(Items from a dataset)
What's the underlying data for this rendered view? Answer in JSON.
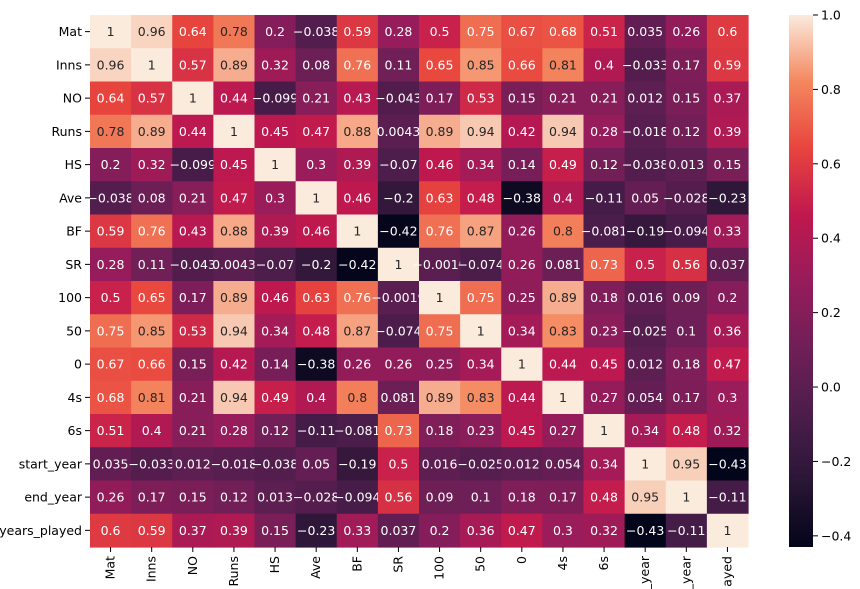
{
  "chart_data": {
    "type": "heatmap",
    "title": "",
    "row_labels": [
      "Mat",
      "Inns",
      "NO",
      "Runs",
      "HS",
      "Ave",
      "BF",
      "SR",
      "100",
      "50",
      "0",
      "4s",
      "6s",
      "start_year",
      "end_year",
      "years_played"
    ],
    "col_labels": [
      "Mat",
      "Inns",
      "NO",
      "Runs",
      "HS",
      "Ave",
      "BF",
      "SR",
      "100",
      "50",
      "0",
      "4s",
      "6s",
      "_year",
      "_year",
      "ayed"
    ],
    "values": [
      [
        1,
        0.96,
        0.64,
        0.78,
        0.2,
        -0.038,
        0.59,
        0.28,
        0.5,
        0.75,
        0.67,
        0.68,
        0.51,
        0.035,
        0.26,
        0.6
      ],
      [
        0.96,
        1,
        0.57,
        0.89,
        0.32,
        0.08,
        0.76,
        0.11,
        0.65,
        0.85,
        0.66,
        0.81,
        0.4,
        -0.033,
        0.17,
        0.59
      ],
      [
        0.64,
        0.57,
        1,
        0.44,
        -0.099,
        0.21,
        0.43,
        -0.043,
        0.17,
        0.53,
        0.15,
        0.21,
        0.21,
        0.012,
        0.15,
        0.37
      ],
      [
        0.78,
        0.89,
        0.44,
        1,
        0.45,
        0.47,
        0.88,
        0.0043,
        0.89,
        0.94,
        0.42,
        0.94,
        0.28,
        -0.018,
        0.12,
        0.39
      ],
      [
        0.2,
        0.32,
        -0.099,
        0.45,
        1,
        0.3,
        0.39,
        -0.07,
        0.46,
        0.34,
        0.14,
        0.49,
        0.12,
        -0.038,
        0.013,
        0.15
      ],
      [
        -0.038,
        0.08,
        0.21,
        0.47,
        0.3,
        1,
        0.46,
        -0.2,
        0.63,
        0.48,
        -0.38,
        0.4,
        -0.11,
        0.05,
        -0.028,
        -0.23
      ],
      [
        0.59,
        0.76,
        0.43,
        0.88,
        0.39,
        0.46,
        1,
        -0.42,
        0.76,
        0.87,
        0.26,
        0.8,
        -0.081,
        -0.19,
        -0.094,
        0.33
      ],
      [
        0.28,
        0.11,
        -0.043,
        0.0043,
        -0.07,
        -0.2,
        -0.42,
        1,
        -0.0019,
        -0.074,
        0.26,
        0.081,
        0.73,
        0.5,
        0.56,
        0.037
      ],
      [
        0.5,
        0.65,
        0.17,
        0.89,
        0.46,
        0.63,
        0.76,
        -0.0019,
        1,
        0.75,
        0.25,
        0.89,
        0.18,
        0.016,
        0.09,
        0.2
      ],
      [
        0.75,
        0.85,
        0.53,
        0.94,
        0.34,
        0.48,
        0.87,
        -0.074,
        0.75,
        1,
        0.34,
        0.83,
        0.23,
        -0.025,
        0.1,
        0.36
      ],
      [
        0.67,
        0.66,
        0.15,
        0.42,
        0.14,
        -0.38,
        0.26,
        0.26,
        0.25,
        0.34,
        1,
        0.44,
        0.45,
        0.012,
        0.18,
        0.47
      ],
      [
        0.68,
        0.81,
        0.21,
        0.94,
        0.49,
        0.4,
        0.8,
        0.081,
        0.89,
        0.83,
        0.44,
        1,
        0.27,
        0.054,
        0.17,
        0.3
      ],
      [
        0.51,
        0.4,
        0.21,
        0.28,
        0.12,
        -0.11,
        -0.081,
        0.73,
        0.18,
        0.23,
        0.45,
        0.27,
        1,
        0.34,
        0.48,
        0.32
      ],
      [
        0.035,
        -0.033,
        0.012,
        -0.018,
        -0.038,
        0.05,
        -0.19,
        0.5,
        0.016,
        -0.025,
        0.012,
        0.054,
        0.34,
        1,
        0.95,
        -0.43
      ],
      [
        0.26,
        0.17,
        0.15,
        0.12,
        0.013,
        -0.028,
        -0.094,
        0.56,
        0.09,
        0.1,
        0.18,
        0.17,
        0.48,
        0.95,
        1,
        -0.11
      ],
      [
        0.6,
        0.59,
        0.37,
        0.39,
        0.15,
        -0.23,
        0.33,
        0.037,
        0.2,
        0.36,
        0.47,
        0.3,
        0.32,
        -0.43,
        -0.11,
        1
      ]
    ],
    "value_range": [
      -0.43,
      1.0
    ],
    "colormap": "rocket",
    "colorbar_ticks": [
      1.0,
      0.8,
      0.6,
      0.4,
      0.2,
      0.0,
      -0.2,
      -0.4
    ],
    "colorbar_tick_labels": [
      "1.0",
      "0.8",
      "0.6",
      "0.4",
      "0.2",
      "0.0",
      "−0.2",
      "−0.4"
    ],
    "annotated": true
  }
}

Exercise requirements: Repeat the listing above exactly, with no pictures.

Completed exercise:
What's the underlying data for this rendered view? Answer in JSON.
{
  "chart_data": {
    "type": "heatmap",
    "title": "",
    "row_labels": [
      "Mat",
      "Inns",
      "NO",
      "Runs",
      "HS",
      "Ave",
      "BF",
      "SR",
      "100",
      "50",
      "0",
      "4s",
      "6s",
      "start_year",
      "end_year",
      "years_played"
    ],
    "col_labels": [
      "Mat",
      "Inns",
      "NO",
      "Runs",
      "HS",
      "Ave",
      "BF",
      "SR",
      "100",
      "50",
      "0",
      "4s",
      "6s",
      "_year",
      "_year",
      "ayed"
    ],
    "values": [
      [
        1,
        0.96,
        0.64,
        0.78,
        0.2,
        -0.038,
        0.59,
        0.28,
        0.5,
        0.75,
        0.67,
        0.68,
        0.51,
        0.035,
        0.26,
        0.6
      ],
      [
        0.96,
        1,
        0.57,
        0.89,
        0.32,
        0.08,
        0.76,
        0.11,
        0.65,
        0.85,
        0.66,
        0.81,
        0.4,
        -0.033,
        0.17,
        0.59
      ],
      [
        0.64,
        0.57,
        1,
        0.44,
        -0.099,
        0.21,
        0.43,
        -0.043,
        0.17,
        0.53,
        0.15,
        0.21,
        0.21,
        0.012,
        0.15,
        0.37
      ],
      [
        0.78,
        0.89,
        0.44,
        1,
        0.45,
        0.47,
        0.88,
        0.0043,
        0.89,
        0.94,
        0.42,
        0.94,
        0.28,
        -0.018,
        0.12,
        0.39
      ],
      [
        0.2,
        0.32,
        -0.099,
        0.45,
        1,
        0.3,
        0.39,
        -0.07,
        0.46,
        0.34,
        0.14,
        0.49,
        0.12,
        -0.038,
        0.013,
        0.15
      ],
      [
        -0.038,
        0.08,
        0.21,
        0.47,
        0.3,
        1,
        0.46,
        -0.2,
        0.63,
        0.48,
        -0.38,
        0.4,
        -0.11,
        0.05,
        -0.028,
        -0.23
      ],
      [
        0.59,
        0.76,
        0.43,
        0.88,
        0.39,
        0.46,
        1,
        -0.42,
        0.76,
        0.87,
        0.26,
        0.8,
        -0.081,
        -0.19,
        -0.094,
        0.33
      ],
      [
        0.28,
        0.11,
        -0.043,
        0.0043,
        -0.07,
        -0.2,
        -0.42,
        1,
        -0.0019,
        -0.074,
        0.26,
        0.081,
        0.73,
        0.5,
        0.56,
        0.037
      ],
      [
        0.5,
        0.65,
        0.17,
        0.89,
        0.46,
        0.63,
        0.76,
        -0.0019,
        1,
        0.75,
        0.25,
        0.89,
        0.18,
        0.016,
        0.09,
        0.2
      ],
      [
        0.75,
        0.85,
        0.53,
        0.94,
        0.34,
        0.48,
        0.87,
        -0.074,
        0.75,
        1,
        0.34,
        0.83,
        0.23,
        -0.025,
        0.1,
        0.36
      ],
      [
        0.67,
        0.66,
        0.15,
        0.42,
        0.14,
        -0.38,
        0.26,
        0.26,
        0.25,
        0.34,
        1,
        0.44,
        0.45,
        0.012,
        0.18,
        0.47
      ],
      [
        0.68,
        0.81,
        0.21,
        0.94,
        0.49,
        0.4,
        0.8,
        0.081,
        0.89,
        0.83,
        0.44,
        1,
        0.27,
        0.054,
        0.17,
        0.3
      ],
      [
        0.51,
        0.4,
        0.21,
        0.28,
        0.12,
        -0.11,
        -0.081,
        0.73,
        0.18,
        0.23,
        0.45,
        0.27,
        1,
        0.34,
        0.48,
        0.32
      ],
      [
        0.035,
        -0.033,
        0.012,
        -0.018,
        -0.038,
        0.05,
        -0.19,
        0.5,
        0.016,
        -0.025,
        0.012,
        0.054,
        0.34,
        1,
        0.95,
        -0.43
      ],
      [
        0.26,
        0.17,
        0.15,
        0.12,
        0.013,
        -0.028,
        -0.094,
        0.56,
        0.09,
        0.1,
        0.18,
        0.17,
        0.48,
        0.95,
        1,
        -0.11
      ],
      [
        0.6,
        0.59,
        0.37,
        0.39,
        0.15,
        -0.23,
        0.33,
        0.037,
        0.2,
        0.36,
        0.47,
        0.3,
        0.32,
        -0.43,
        -0.11,
        1
      ]
    ],
    "value_range": [
      -0.43,
      1.0
    ],
    "colormap": "rocket",
    "colorbar_ticks": [
      1.0,
      0.8,
      0.6,
      0.4,
      0.2,
      0.0,
      -0.2,
      -0.4
    ],
    "colorbar_tick_labels": [
      "1.0",
      "0.8",
      "0.6",
      "0.4",
      "0.2",
      "0.0",
      "−0.2",
      "−0.4"
    ],
    "annotated": true
  }
}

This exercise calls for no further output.